Only the number is wanted: tally the lines below that contain the word "yayımlanır".

Material for the task

(begin)

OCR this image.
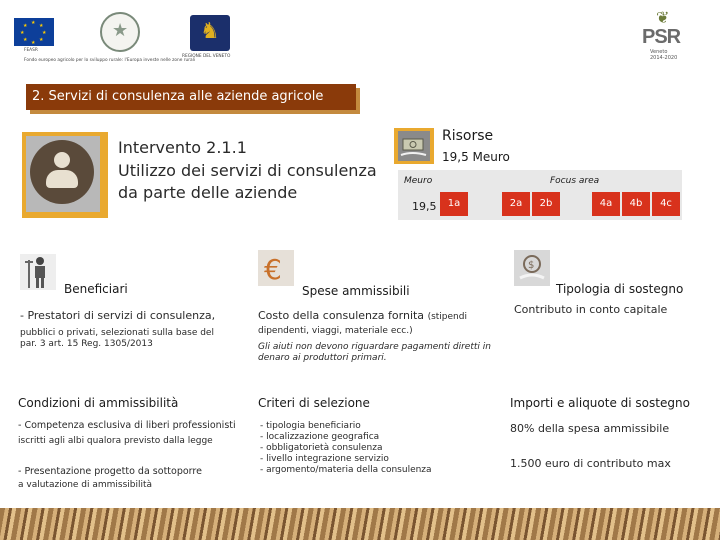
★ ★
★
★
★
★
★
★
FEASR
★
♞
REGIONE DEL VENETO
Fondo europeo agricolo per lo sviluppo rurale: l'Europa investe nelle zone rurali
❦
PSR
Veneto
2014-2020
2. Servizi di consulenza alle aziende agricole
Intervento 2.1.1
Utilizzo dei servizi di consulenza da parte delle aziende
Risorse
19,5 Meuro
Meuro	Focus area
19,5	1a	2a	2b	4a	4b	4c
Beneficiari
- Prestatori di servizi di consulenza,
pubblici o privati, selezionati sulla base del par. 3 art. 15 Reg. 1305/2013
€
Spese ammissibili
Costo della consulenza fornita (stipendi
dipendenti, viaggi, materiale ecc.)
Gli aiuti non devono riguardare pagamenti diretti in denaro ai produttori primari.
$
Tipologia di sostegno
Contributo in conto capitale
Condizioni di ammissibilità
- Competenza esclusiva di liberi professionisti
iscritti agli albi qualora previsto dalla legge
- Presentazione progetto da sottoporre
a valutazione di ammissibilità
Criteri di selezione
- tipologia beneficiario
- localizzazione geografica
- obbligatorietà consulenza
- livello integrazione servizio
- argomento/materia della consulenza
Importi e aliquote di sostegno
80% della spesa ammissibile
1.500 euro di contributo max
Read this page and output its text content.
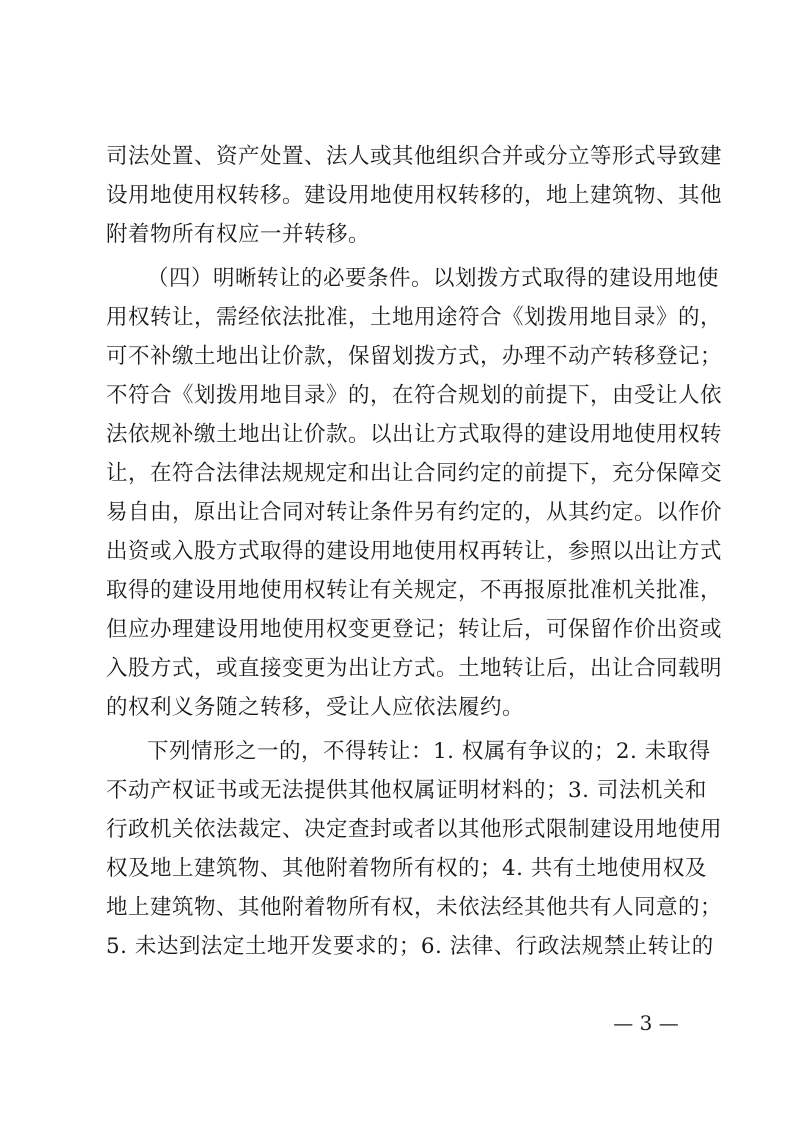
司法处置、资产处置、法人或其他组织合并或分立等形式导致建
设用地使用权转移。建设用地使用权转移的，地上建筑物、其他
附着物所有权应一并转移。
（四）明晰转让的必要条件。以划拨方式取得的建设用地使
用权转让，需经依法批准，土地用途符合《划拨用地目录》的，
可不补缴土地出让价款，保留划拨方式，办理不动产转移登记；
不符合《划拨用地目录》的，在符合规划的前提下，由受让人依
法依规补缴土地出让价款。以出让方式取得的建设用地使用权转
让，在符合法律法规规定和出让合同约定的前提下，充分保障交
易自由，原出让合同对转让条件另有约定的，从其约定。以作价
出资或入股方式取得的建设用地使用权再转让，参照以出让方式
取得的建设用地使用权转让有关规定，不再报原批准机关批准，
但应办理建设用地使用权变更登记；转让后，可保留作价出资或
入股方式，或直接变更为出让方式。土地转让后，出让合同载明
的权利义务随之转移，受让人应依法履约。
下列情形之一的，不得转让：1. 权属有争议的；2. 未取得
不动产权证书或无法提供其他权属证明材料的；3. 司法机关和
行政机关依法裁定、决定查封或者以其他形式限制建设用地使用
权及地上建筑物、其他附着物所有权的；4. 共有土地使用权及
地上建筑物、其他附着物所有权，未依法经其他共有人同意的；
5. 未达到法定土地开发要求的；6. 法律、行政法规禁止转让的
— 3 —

(end)
(begin)

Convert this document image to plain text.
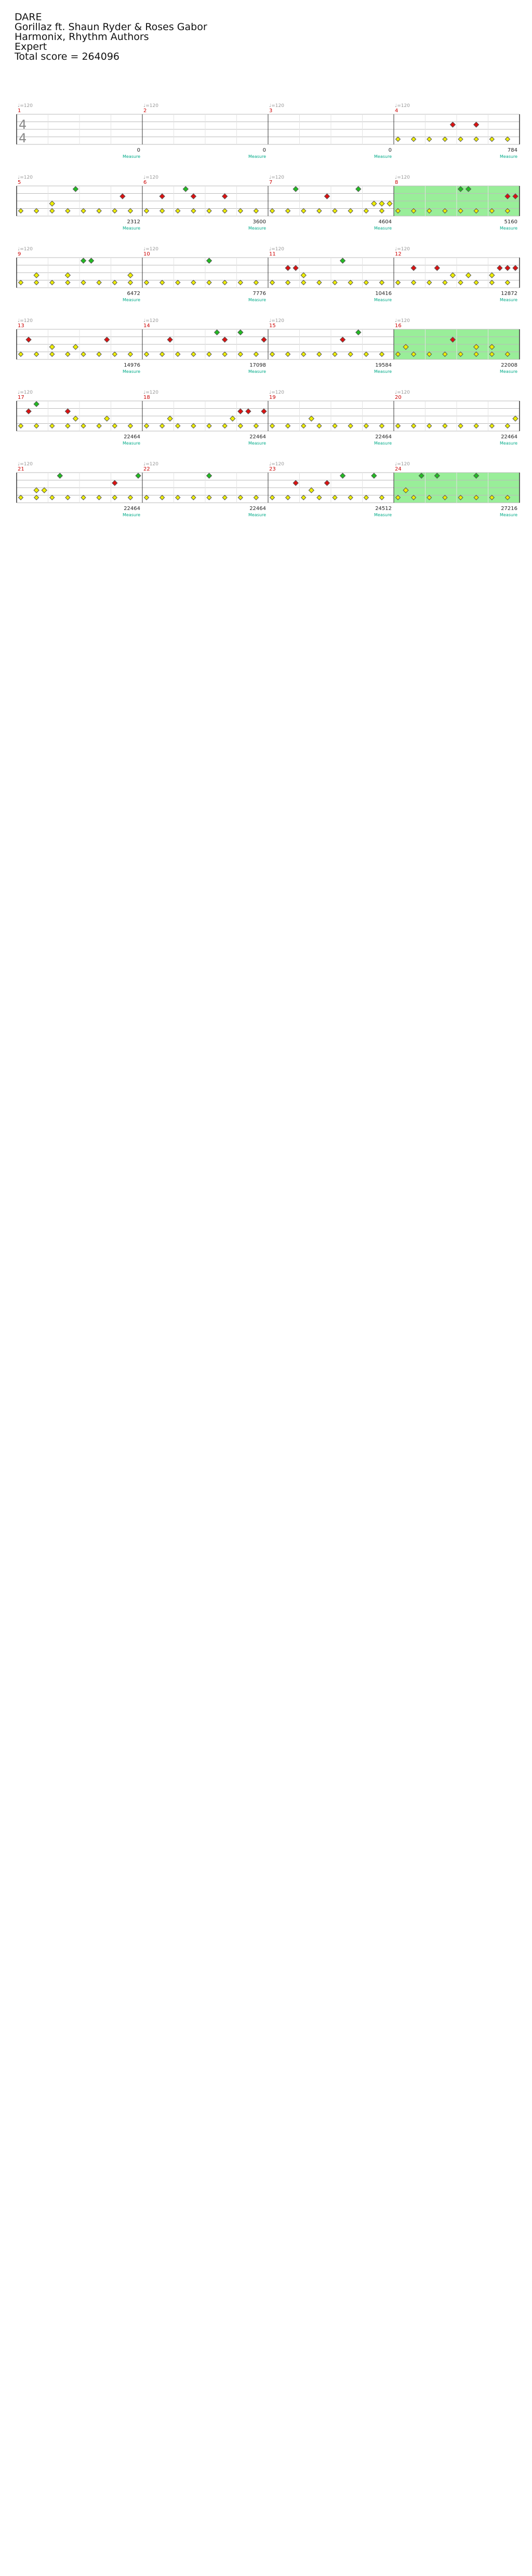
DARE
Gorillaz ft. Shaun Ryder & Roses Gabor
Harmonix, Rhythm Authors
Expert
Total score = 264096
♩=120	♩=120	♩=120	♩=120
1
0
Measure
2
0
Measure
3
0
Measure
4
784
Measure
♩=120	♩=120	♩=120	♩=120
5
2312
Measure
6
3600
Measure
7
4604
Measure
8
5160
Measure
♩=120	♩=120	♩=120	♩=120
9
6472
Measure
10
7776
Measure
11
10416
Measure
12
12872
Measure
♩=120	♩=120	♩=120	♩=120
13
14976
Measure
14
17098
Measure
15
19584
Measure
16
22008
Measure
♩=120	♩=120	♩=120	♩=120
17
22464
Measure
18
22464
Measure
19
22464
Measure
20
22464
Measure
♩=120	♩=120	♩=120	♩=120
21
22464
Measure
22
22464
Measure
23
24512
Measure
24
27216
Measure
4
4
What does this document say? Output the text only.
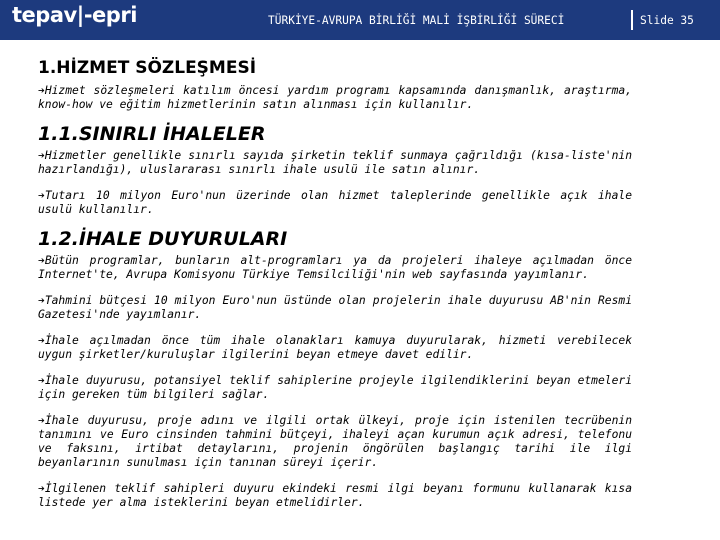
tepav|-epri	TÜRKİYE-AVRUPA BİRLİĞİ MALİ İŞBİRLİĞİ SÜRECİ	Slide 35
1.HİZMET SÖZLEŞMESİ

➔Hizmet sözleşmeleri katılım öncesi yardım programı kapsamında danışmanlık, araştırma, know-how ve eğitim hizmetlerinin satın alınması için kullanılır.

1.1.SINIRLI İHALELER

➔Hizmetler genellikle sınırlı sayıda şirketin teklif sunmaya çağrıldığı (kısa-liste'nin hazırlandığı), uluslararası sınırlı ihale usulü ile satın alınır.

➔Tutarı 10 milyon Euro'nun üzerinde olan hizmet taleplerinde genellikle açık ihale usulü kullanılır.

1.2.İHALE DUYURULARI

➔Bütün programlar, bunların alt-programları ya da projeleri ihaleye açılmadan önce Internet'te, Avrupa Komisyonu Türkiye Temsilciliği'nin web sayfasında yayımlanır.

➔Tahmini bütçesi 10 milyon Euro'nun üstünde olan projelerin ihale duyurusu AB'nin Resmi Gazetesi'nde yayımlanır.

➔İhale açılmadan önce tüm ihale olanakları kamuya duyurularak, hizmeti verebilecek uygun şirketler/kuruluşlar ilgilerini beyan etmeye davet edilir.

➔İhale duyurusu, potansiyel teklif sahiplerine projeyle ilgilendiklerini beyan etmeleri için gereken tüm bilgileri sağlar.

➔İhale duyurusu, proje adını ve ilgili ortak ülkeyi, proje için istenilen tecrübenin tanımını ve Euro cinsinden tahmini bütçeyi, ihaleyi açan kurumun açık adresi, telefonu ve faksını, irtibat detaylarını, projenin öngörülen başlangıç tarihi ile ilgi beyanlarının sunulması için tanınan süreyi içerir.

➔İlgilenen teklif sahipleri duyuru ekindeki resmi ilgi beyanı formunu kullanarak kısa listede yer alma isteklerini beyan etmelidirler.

(end)
(begin)

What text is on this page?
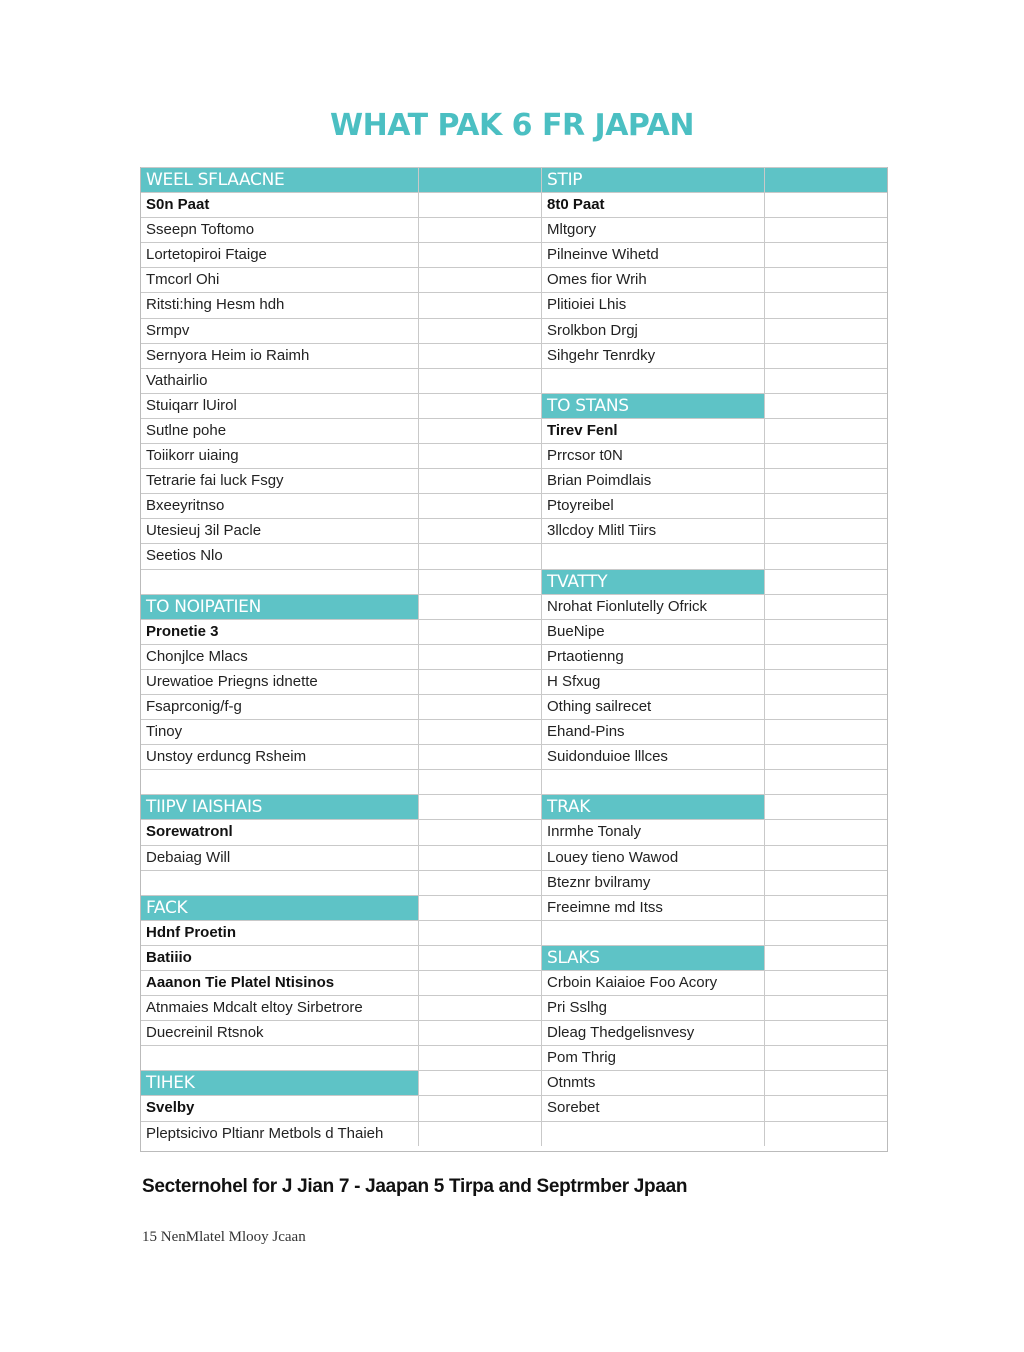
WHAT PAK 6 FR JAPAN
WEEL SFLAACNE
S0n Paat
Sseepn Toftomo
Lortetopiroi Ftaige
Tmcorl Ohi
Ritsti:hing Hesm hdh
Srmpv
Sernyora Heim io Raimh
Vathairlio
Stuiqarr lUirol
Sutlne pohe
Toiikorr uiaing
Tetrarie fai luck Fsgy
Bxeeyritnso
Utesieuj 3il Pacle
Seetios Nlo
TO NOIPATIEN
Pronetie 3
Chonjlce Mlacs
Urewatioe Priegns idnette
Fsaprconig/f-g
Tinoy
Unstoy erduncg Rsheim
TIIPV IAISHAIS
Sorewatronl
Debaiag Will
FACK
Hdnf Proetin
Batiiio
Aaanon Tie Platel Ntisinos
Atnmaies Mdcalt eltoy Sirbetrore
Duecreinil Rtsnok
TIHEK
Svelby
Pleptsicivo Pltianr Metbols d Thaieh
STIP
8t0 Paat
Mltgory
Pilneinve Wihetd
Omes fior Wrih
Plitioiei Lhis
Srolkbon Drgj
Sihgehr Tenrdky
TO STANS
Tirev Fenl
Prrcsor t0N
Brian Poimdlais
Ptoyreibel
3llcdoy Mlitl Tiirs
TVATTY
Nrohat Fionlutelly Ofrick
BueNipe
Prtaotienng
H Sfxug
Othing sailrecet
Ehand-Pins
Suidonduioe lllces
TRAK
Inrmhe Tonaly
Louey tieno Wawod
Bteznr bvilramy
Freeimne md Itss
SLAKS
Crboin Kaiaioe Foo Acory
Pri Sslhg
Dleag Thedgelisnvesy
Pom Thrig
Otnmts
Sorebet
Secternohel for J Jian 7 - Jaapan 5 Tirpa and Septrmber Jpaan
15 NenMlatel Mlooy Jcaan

(end)

Correct result
2